[Task details] Extract every line that includes the string "color".

[Source data]

========================

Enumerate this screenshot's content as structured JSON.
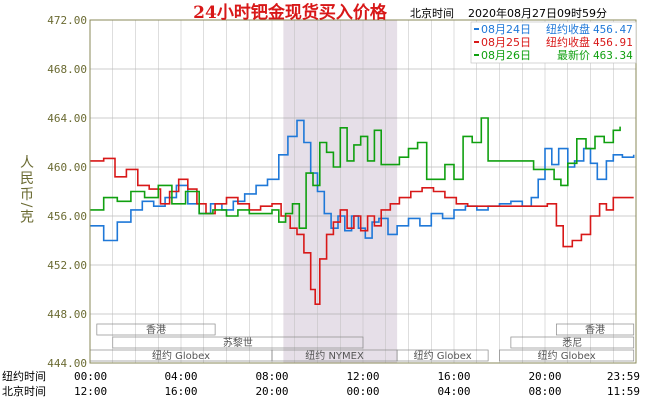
{
  "header": {
    "title": "24小时钯金现货买入价格",
    "timezone_label": "北京时间",
    "timestamp": "2020年08月27日09时59分"
  },
  "chart_data": {
    "type": "line",
    "ylabel": "人民币/克",
    "ylim": [
      444,
      472
    ],
    "yticks": [
      "472.00",
      "468.00",
      "464.00",
      "460.00",
      "456.00",
      "452.00",
      "448.00",
      "444.00"
    ],
    "ytick_values": [
      472,
      468,
      464,
      460,
      456,
      452,
      448,
      444
    ],
    "x_hours": 24,
    "xaxis_rows": [
      {
        "label": "纽约时间",
        "ticks": [
          "00:00",
          "04:00",
          "08:00",
          "12:00",
          "16:00",
          "20:00",
          "23:59"
        ]
      },
      {
        "label": "北京时间",
        "ticks": [
          "12:00",
          "16:00",
          "20:00",
          "00:00",
          "04:00",
          "08:00",
          "11:59"
        ]
      }
    ],
    "xtick_hours": [
      0,
      4,
      8,
      12,
      16,
      20,
      24
    ],
    "shaded_range_hours": [
      8.5,
      13.5
    ],
    "sessions": [
      {
        "label": "香港",
        "row": 0,
        "start_h": 0.3,
        "end_h": 5.5
      },
      {
        "label": "香港",
        "row": 0,
        "start_h": 20.5,
        "end_h": 23.9
      },
      {
        "label": "苏黎世",
        "row": 1,
        "start_h": 1.0,
        "end_h": 12.0
      },
      {
        "label": "悉尼",
        "row": 1,
        "start_h": 18.5,
        "end_h": 23.9
      },
      {
        "label": "纽约 Globex",
        "row": 2,
        "start_h": 0.0,
        "end_h": 8.0
      },
      {
        "label": "纽约 NYMEX",
        "row": 2,
        "start_h": 8.0,
        "end_h": 13.5
      },
      {
        "label": "纽约 Globex",
        "row": 2,
        "start_h": 13.5,
        "end_h": 17.5
      },
      {
        "label": "纽约 Globex",
        "row": 2,
        "start_h": 18.0,
        "end_h": 23.9
      }
    ],
    "legend": {
      "placement": "top-right"
    },
    "series": [
      {
        "name": "08月24日",
        "value_label": "纽约收盘",
        "value": "456.47",
        "color": "#1f78d8",
        "points": [
          [
            0,
            455.2
          ],
          [
            0.6,
            454.0
          ],
          [
            1.2,
            455.5
          ],
          [
            1.8,
            456.5
          ],
          [
            2.3,
            457.2
          ],
          [
            2.8,
            456.8
          ],
          [
            3.3,
            457.5
          ],
          [
            3.8,
            458.5
          ],
          [
            4.3,
            457.0
          ],
          [
            4.8,
            456.2
          ],
          [
            5.3,
            457.0
          ],
          [
            5.8,
            456.5
          ],
          [
            6.3,
            457.2
          ],
          [
            6.8,
            457.8
          ],
          [
            7.3,
            458.5
          ],
          [
            7.8,
            459.0
          ],
          [
            8.3,
            461.0
          ],
          [
            8.7,
            462.5
          ],
          [
            9.1,
            463.8
          ],
          [
            9.4,
            462.0
          ],
          [
            9.7,
            459.5
          ],
          [
            10.0,
            458.0
          ],
          [
            10.3,
            456.2
          ],
          [
            10.6,
            455.0
          ],
          [
            10.9,
            456.0
          ],
          [
            11.2,
            454.8
          ],
          [
            11.5,
            456.0
          ],
          [
            11.8,
            455.0
          ],
          [
            12.1,
            454.2
          ],
          [
            12.4,
            455.5
          ],
          [
            12.7,
            455.8
          ],
          [
            13.1,
            454.5
          ],
          [
            13.5,
            455.2
          ],
          [
            14.0,
            455.8
          ],
          [
            14.5,
            455.2
          ],
          [
            15.0,
            456.2
          ],
          [
            15.5,
            455.8
          ],
          [
            16.0,
            456.5
          ],
          [
            16.5,
            456.8
          ],
          [
            17.0,
            456.5
          ],
          [
            17.5,
            456.8
          ],
          [
            18.0,
            457.0
          ],
          [
            18.5,
            457.2
          ],
          [
            19.0,
            456.8
          ],
          [
            19.4,
            457.5
          ],
          [
            19.7,
            459.0
          ],
          [
            20.0,
            461.5
          ],
          [
            20.3,
            460.2
          ],
          [
            20.6,
            461.5
          ],
          [
            21.0,
            460.0
          ],
          [
            21.3,
            460.5
          ],
          [
            21.7,
            461.5
          ],
          [
            22.0,
            460.3
          ],
          [
            22.3,
            459.0
          ],
          [
            22.7,
            460.5
          ],
          [
            23.0,
            461.0
          ],
          [
            23.4,
            460.8
          ],
          [
            23.9,
            461.0
          ]
        ]
      },
      {
        "name": "08月25日",
        "value_label": "纽约收盘",
        "value": "456.91",
        "color": "#d81818",
        "points": [
          [
            0,
            460.5
          ],
          [
            0.6,
            460.7
          ],
          [
            1.1,
            459.2
          ],
          [
            1.6,
            459.8
          ],
          [
            2.1,
            458.5
          ],
          [
            2.6,
            458.2
          ],
          [
            3.1,
            457.0
          ],
          [
            3.5,
            458.0
          ],
          [
            3.9,
            459.0
          ],
          [
            4.3,
            458.2
          ],
          [
            4.7,
            457.0
          ],
          [
            5.1,
            456.2
          ],
          [
            5.5,
            457.0
          ],
          [
            6.0,
            457.5
          ],
          [
            6.5,
            457.0
          ],
          [
            7.0,
            456.5
          ],
          [
            7.5,
            456.8
          ],
          [
            8.0,
            457.0
          ],
          [
            8.4,
            456.0
          ],
          [
            8.8,
            455.0
          ],
          [
            9.1,
            454.5
          ],
          [
            9.4,
            453.0
          ],
          [
            9.7,
            450.0
          ],
          [
            9.9,
            448.8
          ],
          [
            10.1,
            452.5
          ],
          [
            10.4,
            454.5
          ],
          [
            10.7,
            455.5
          ],
          [
            11.0,
            456.5
          ],
          [
            11.3,
            455.0
          ],
          [
            11.6,
            456.0
          ],
          [
            11.9,
            454.8
          ],
          [
            12.2,
            456.0
          ],
          [
            12.5,
            455.2
          ],
          [
            12.8,
            456.5
          ],
          [
            13.2,
            457.0
          ],
          [
            13.6,
            457.5
          ],
          [
            14.1,
            458.0
          ],
          [
            14.6,
            458.3
          ],
          [
            15.1,
            458.0
          ],
          [
            15.6,
            457.5
          ],
          [
            16.1,
            457.0
          ],
          [
            16.6,
            456.8
          ],
          [
            17.1,
            456.8
          ],
          [
            17.6,
            456.8
          ],
          [
            18.1,
            456.8
          ],
          [
            18.6,
            456.8
          ],
          [
            19.1,
            456.8
          ],
          [
            19.6,
            456.8
          ],
          [
            20.1,
            457.0
          ],
          [
            20.5,
            455.2
          ],
          [
            20.8,
            453.5
          ],
          [
            21.2,
            454.0
          ],
          [
            21.6,
            454.5
          ],
          [
            22.0,
            456.0
          ],
          [
            22.4,
            457.0
          ],
          [
            22.7,
            456.5
          ],
          [
            23.0,
            457.5
          ],
          [
            23.4,
            457.5
          ],
          [
            23.9,
            457.5
          ]
        ]
      },
      {
        "name": "08月26日",
        "value_label": "最新价",
        "value": "463.34",
        "color": "#10a010",
        "points": [
          [
            0,
            456.5
          ],
          [
            0.6,
            457.5
          ],
          [
            1.2,
            457.2
          ],
          [
            1.8,
            458.0
          ],
          [
            2.4,
            457.5
          ],
          [
            3.0,
            458.5
          ],
          [
            3.6,
            457.0
          ],
          [
            4.2,
            458.0
          ],
          [
            4.8,
            456.2
          ],
          [
            5.4,
            456.5
          ],
          [
            6.0,
            456.0
          ],
          [
            6.5,
            456.5
          ],
          [
            7.0,
            456.2
          ],
          [
            7.5,
            456.2
          ],
          [
            8.0,
            456.5
          ],
          [
            8.3,
            455.5
          ],
          [
            8.6,
            456.2
          ],
          [
            8.9,
            457.0
          ],
          [
            9.2,
            455.0
          ],
          [
            9.5,
            459.5
          ],
          [
            9.8,
            458.5
          ],
          [
            10.1,
            462.0
          ],
          [
            10.4,
            461.2
          ],
          [
            10.7,
            460.0
          ],
          [
            11.0,
            463.2
          ],
          [
            11.3,
            460.5
          ],
          [
            11.6,
            461.8
          ],
          [
            11.9,
            462.5
          ],
          [
            12.2,
            460.5
          ],
          [
            12.5,
            463.0
          ],
          [
            12.8,
            460.2
          ],
          [
            13.2,
            460.2
          ],
          [
            13.6,
            460.8
          ],
          [
            14.0,
            461.5
          ],
          [
            14.4,
            462.0
          ],
          [
            14.8,
            459.0
          ],
          [
            15.2,
            459.0
          ],
          [
            15.6,
            460.2
          ],
          [
            16.0,
            459.0
          ],
          [
            16.4,
            462.5
          ],
          [
            16.8,
            462.0
          ],
          [
            17.2,
            464.0
          ],
          [
            17.5,
            460.5
          ],
          [
            18.0,
            460.5
          ],
          [
            18.5,
            460.5
          ],
          [
            19.0,
            460.5
          ],
          [
            19.5,
            459.8
          ],
          [
            20.0,
            459.8
          ],
          [
            20.4,
            459.0
          ],
          [
            20.7,
            458.5
          ],
          [
            21.0,
            460.3
          ],
          [
            21.4,
            462.3
          ],
          [
            21.8,
            461.5
          ],
          [
            22.2,
            462.5
          ],
          [
            22.6,
            462.0
          ],
          [
            23.0,
            463.0
          ],
          [
            23.3,
            463.3
          ]
        ]
      }
    ]
  }
}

========================

[Answer for the task]
        "color": "#1f78d8",
        "color": "#d81818",
        "color": "#10a010",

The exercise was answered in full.